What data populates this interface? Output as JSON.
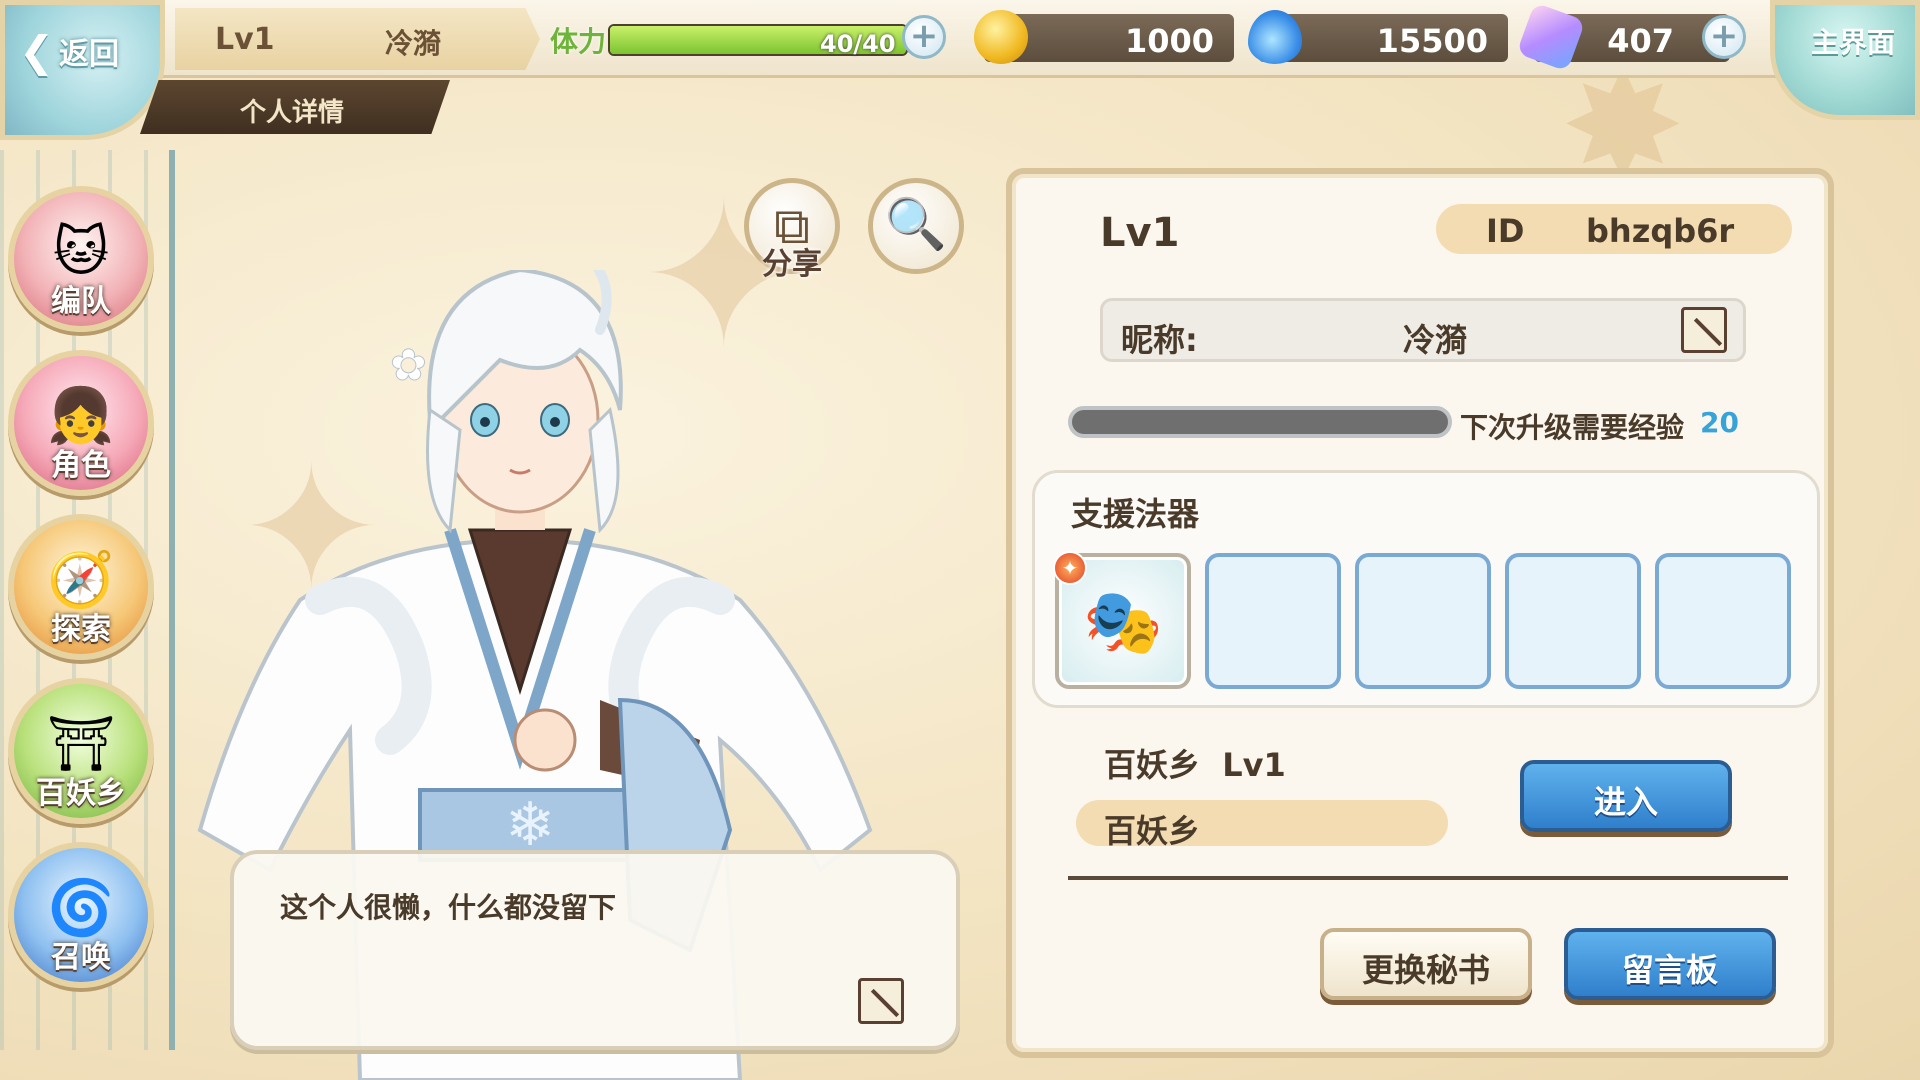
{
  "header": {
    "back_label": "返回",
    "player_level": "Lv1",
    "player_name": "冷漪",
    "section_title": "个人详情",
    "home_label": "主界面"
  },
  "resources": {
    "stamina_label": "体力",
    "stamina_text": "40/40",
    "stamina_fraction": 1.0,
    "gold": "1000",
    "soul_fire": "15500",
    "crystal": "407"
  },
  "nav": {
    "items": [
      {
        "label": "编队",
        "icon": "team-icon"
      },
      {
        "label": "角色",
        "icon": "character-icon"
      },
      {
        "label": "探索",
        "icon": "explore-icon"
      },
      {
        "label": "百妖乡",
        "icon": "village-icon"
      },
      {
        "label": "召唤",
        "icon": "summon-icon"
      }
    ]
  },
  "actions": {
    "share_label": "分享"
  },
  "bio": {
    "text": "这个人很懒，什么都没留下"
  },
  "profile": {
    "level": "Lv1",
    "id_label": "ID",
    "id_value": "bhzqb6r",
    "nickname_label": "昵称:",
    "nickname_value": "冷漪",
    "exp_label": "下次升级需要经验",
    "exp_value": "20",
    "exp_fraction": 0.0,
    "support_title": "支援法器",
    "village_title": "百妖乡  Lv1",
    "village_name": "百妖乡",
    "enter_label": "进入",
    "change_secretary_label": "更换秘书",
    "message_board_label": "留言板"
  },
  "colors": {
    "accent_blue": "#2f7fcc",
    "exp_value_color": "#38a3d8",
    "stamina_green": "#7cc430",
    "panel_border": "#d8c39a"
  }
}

—————

Objective
Copy the material shown above in full and exactly. Skip the pictures.

Answer
What data populates this interface? Output as JSON.
{
  "header": {
    "back_label": "返回",
    "player_level": "Lv1",
    "player_name": "冷漪",
    "section_title": "个人详情",
    "home_label": "主界面"
  },
  "resources": {
    "stamina_label": "体力",
    "stamina_text": "40/40",
    "stamina_fraction": 1.0,
    "gold": "1000",
    "soul_fire": "15500",
    "crystal": "407"
  },
  "nav": {
    "items": [
      {
        "label": "编队",
        "icon": "team-icon"
      },
      {
        "label": "角色",
        "icon": "character-icon"
      },
      {
        "label": "探索",
        "icon": "explore-icon"
      },
      {
        "label": "百妖乡",
        "icon": "village-icon"
      },
      {
        "label": "召唤",
        "icon": "summon-icon"
      }
    ]
  },
  "actions": {
    "share_label": "分享"
  },
  "bio": {
    "text": "这个人很懒，什么都没留下"
  },
  "profile": {
    "level": "Lv1",
    "id_label": "ID",
    "id_value": "bhzqb6r",
    "nickname_label": "昵称:",
    "nickname_value": "冷漪",
    "exp_label": "下次升级需要经验",
    "exp_value": "20",
    "exp_fraction": 0.0,
    "support_title": "支援法器",
    "village_title": "百妖乡  Lv1",
    "village_name": "百妖乡",
    "enter_label": "进入",
    "change_secretary_label": "更换秘书",
    "message_board_label": "留言板"
  },
  "colors": {
    "accent_blue": "#2f7fcc",
    "exp_value_color": "#38a3d8",
    "stamina_green": "#7cc430",
    "panel_border": "#d8c39a"
  }
}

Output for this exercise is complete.